# [Objectif de l'exercice]
Pour chacune des affirmations suivantes, répondez par oui ou non selon qu'elle concorde ou non avec l'article sur la série Eden, et citez mot pour mot le passage de l'article qui tranche. (a) Dominik Moll est à l'origine du projet Eden. (b) La série se compose de six épisodes de 45 minutes. (c) Dominik Moll est né d'une mère allemande.

# [Extrait du texte]
⁂

«Eden», l’enfer des réfugiés vu par Dominik Moll
CRISE•Eden, minisérie diffusée ce jeudi sur Arte, portée par Sylvie Testud et réalisée par Dominik Moll, aborde le thème de l’accueil des réfugiés en Europe au travers cinq histoiresAnne Demoulin
Une série chorale sur la crise migratoire européenne. Eden, diffusé sur Arte les jeudis 2 et 9 mai à 20h55, s’ouvre sur le débarquement d’un canot contenant une cinquantaine de réfugiés sur une plage grecque. Un événement qui va bouleverser le destin d’une galerie de personnages. Résultat ? Une fresque sensible et humaniste en 6x45 minutes réalisée et coécrite par Dominik Moll. Le réalisateur d’Harry, un ami qui vous veut du bien n’était pas à l’origine du projet, mais cette odyssée de la Grèce à l’Allemagne en passant par la France a profondément touché le cinéaste.
La crise migratoire européenne, un sujet qui « fait un peu peur »
« Je suis un peu arrivé en cours de route après le départ d’Edward Berger. Le projet était en chantier », confie Dominik Moll que 20 Minutes a rencontré à Séries Mania. La série est coproduite par les pôles français et allemand d’Arte et le groupe germanique ARD. « J’aimais le fait que ce soit une coproduction franco-allemande, en en étant moi-même une », plaisante le cinéaste né de père allemand et de mère française.
Eden aborde la crise migratoire européenne par le prisme de l’intime. « Je n’avais jamais vraiment abordé dans mes films un sujet sociétal d’une telle importance. Cela m’a intrigué, attiré, mais aussi fait un peu peur. Il ne faut vraiment pas se louper sur un tel sujet et être à la hauteur », confie-t-il plus gravement.

⁂

# [Entrées fournies]
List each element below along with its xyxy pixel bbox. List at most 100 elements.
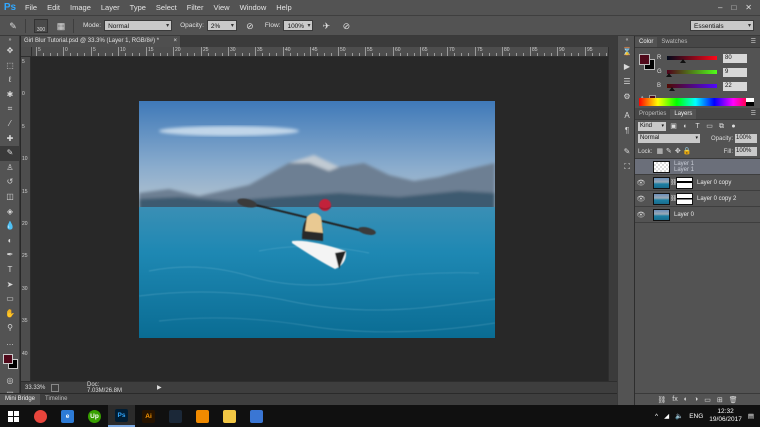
character-panel-icon[interactable]: A <box>618 108 636 123</box>
document-tab[interactable]: Girl Blur Tutorial.psd @ 33.3% (Layer 1,… <box>21 36 181 47</box>
document-tab-close-icon[interactable]: × <box>173 36 177 47</box>
tab-layers[interactable]: Layers <box>670 109 697 119</box>
lock-image-icon[interactable]: ✎ <box>664 147 673 156</box>
styles-panel-icon[interactable]: ⚙ <box>618 89 636 104</box>
vertical-ruler[interactable]: 5 0 5 10 15 20 25 30 35 40 <box>21 57 31 381</box>
eyedropper-tool-icon[interactable]: ⁄ <box>0 117 20 132</box>
menu-file[interactable]: File <box>20 0 42 15</box>
status-menu-arrow-icon[interactable]: ▶ <box>157 384 162 391</box>
taskbar-app-button[interactable]: Ai <box>135 405 162 427</box>
pressure-size-icon[interactable]: ⊘ <box>339 19 353 33</box>
taskbar-app-button[interactable]: e <box>54 405 81 427</box>
brush-tool-icon[interactable]: ✎ <box>0 146 20 161</box>
airbrush-icon[interactable]: ✈ <box>319 19 333 33</box>
add-mask-icon[interactable]: ◐ <box>684 396 688 403</box>
move-tool-icon[interactable]: ✥ <box>0 44 20 59</box>
link-layers-icon[interactable]: ⛓ <box>657 396 666 404</box>
foreground-color-chip[interactable] <box>639 54 650 65</box>
menu-filter[interactable]: Filter <box>182 0 209 15</box>
pressure-opacity-icon[interactable]: ⊘ <box>243 19 257 33</box>
layer-visibility-eye-icon[interactable]: 👁 <box>635 195 647 203</box>
layer-visibility-eye-icon[interactable]: 👁 <box>635 179 647 187</box>
maximize-button[interactable]: □ <box>731 3 736 12</box>
tab-color[interactable]: Color <box>635 37 658 47</box>
layer-thumbnail[interactable] <box>653 208 670 221</box>
green-channel-value[interactable]: 9 <box>723 67 747 77</box>
minimize-button[interactable]: – <box>718 3 722 12</box>
blue-channel-value[interactable]: 22 <box>723 81 747 91</box>
menu-help[interactable]: Help <box>271 0 296 15</box>
history-brush-tool-icon[interactable]: ↺ <box>0 175 20 190</box>
color-spectrum[interactable] <box>639 98 752 106</box>
layer-name[interactable]: Layer 0 copy 2 <box>697 196 736 202</box>
tab-timeline[interactable]: Timeline <box>40 394 72 405</box>
taskbar-app-button[interactable]: Up <box>81 405 108 427</box>
new-layer-icon[interactable]: ⊞ <box>717 396 723 404</box>
taskbar-app-button[interactable]: Ps <box>108 405 135 427</box>
filter-toggle-icon[interactable]: ● <box>729 122 738 131</box>
clock[interactable]: 12:32 19/06/2017 <box>709 408 742 424</box>
history-panel-icon[interactable]: ⌛ <box>618 44 636 59</box>
color-swatches[interactable] <box>3 354 19 370</box>
blur-tool-icon[interactable]: 💧 <box>0 219 20 234</box>
clone-stamp-tool-icon[interactable]: ♙ <box>0 161 20 176</box>
layer-visibility-eye-icon[interactable]: 👁 <box>635 211 647 219</box>
delete-layer-icon[interactable]: 🗑 <box>729 396 738 404</box>
zoom-tool-icon[interactable]: ⚲ <box>0 321 20 336</box>
red-channel-value[interactable]: 80 <box>723 53 747 63</box>
pen-tool-icon[interactable]: ✒ <box>0 248 20 263</box>
taskbar-app-button[interactable] <box>216 405 243 427</box>
lock-transparent-icon[interactable]: ▦ <box>655 147 664 156</box>
toolbar-collapse-icon[interactable]: » <box>0 36 20 44</box>
zoom-level[interactable]: 33.33% <box>21 385 51 391</box>
foreground-color-swatch[interactable] <box>3 354 13 364</box>
eraser-tool-icon[interactable]: ◫ <box>0 190 20 205</box>
network-icon[interactable]: ◢ <box>664 412 669 420</box>
layer-thumbnail[interactable] <box>653 192 670 205</box>
taskbar-app-button[interactable] <box>162 405 189 427</box>
menu-type[interactable]: Type <box>125 0 151 15</box>
dock-collapse-icon[interactable]: « <box>618 36 636 44</box>
notifications-icon[interactable]: ▤ <box>748 412 754 420</box>
filter-adjustment-icon[interactable]: ◐ <box>681 122 690 131</box>
new-group-icon[interactable]: ▭ <box>704 396 711 404</box>
opacity-input[interactable]: 2% <box>206 20 237 32</box>
taskbar-app-button[interactable] <box>27 405 54 427</box>
filter-kind-select[interactable]: Kind <box>638 121 666 131</box>
brush-panel-toggle-icon[interactable]: ▦ <box>54 19 68 33</box>
path-selection-tool-icon[interactable]: ➤ <box>0 278 20 293</box>
menu-select[interactable]: Select <box>151 0 182 15</box>
adjustment-layer-icon[interactable]: ◑ <box>694 396 698 403</box>
paragraph-panel-icon[interactable]: ¶ <box>618 123 636 138</box>
blue-channel-slider[interactable] <box>667 84 717 91</box>
fill-input[interactable]: 100% <box>735 147 757 156</box>
vertical-scrollbar[interactable] <box>608 47 617 381</box>
lasso-tool-icon[interactable]: ℓ <box>0 73 20 88</box>
canvas-image-kayak[interactable] <box>139 101 495 338</box>
quick-selection-tool-icon[interactable]: ✱ <box>0 88 20 103</box>
blend-mode-select[interactable]: Normal <box>638 134 700 143</box>
menu-image[interactable]: Image <box>65 0 96 15</box>
lock-position-icon[interactable]: ✥ <box>673 147 682 156</box>
layer-thumbnail[interactable] <box>653 176 670 189</box>
layer-row[interactable]: 👁 ⛓ Layer 0 copy 2 <box>635 191 760 207</box>
black-white-swatch[interactable] <box>746 98 754 106</box>
layer-name[interactable]: Layer 0 copy <box>697 180 731 186</box>
healing-brush-tool-icon[interactable]: ✚ <box>0 132 20 147</box>
slider-thumb[interactable] <box>679 59 686 63</box>
tab-properties[interactable]: Properties <box>635 109 670 119</box>
actions-panel-icon[interactable]: ▶ <box>618 59 636 74</box>
start-button[interactable] <box>0 405 27 427</box>
slider-thumb[interactable] <box>668 87 675 91</box>
dodge-tool-icon[interactable]: ◐ <box>0 234 20 249</box>
marquee-tool-icon[interactable]: ⬚ <box>0 59 20 74</box>
brush-tool-preset-icon[interactable]: ✎ <box>6 19 20 33</box>
shape-tool-icon[interactable]: ▭ <box>0 292 20 307</box>
crop-tool-icon[interactable]: ⌗ <box>0 102 20 117</box>
filter-type-icon[interactable]: T <box>693 122 702 131</box>
red-channel-slider[interactable] <box>667 56 717 63</box>
horizontal-ruler[interactable]: 5 0 5 10 15 20 25 30 35 40 45 50 55 60 65 70 75 80 85 90 95 <box>32 47 608 57</box>
slider-thumb[interactable] <box>666 73 672 77</box>
volume-icon[interactable]: 🔈 <box>675 412 683 420</box>
layer-mask-thumbnail[interactable] <box>676 176 693 189</box>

⁂

# [Réponse ci-dessous]
(a) Non : « n’était pas à l’origine du projet »
(b) Oui : « en 6x45 minutes »
(c) Non : « né de père allemand et de mère française »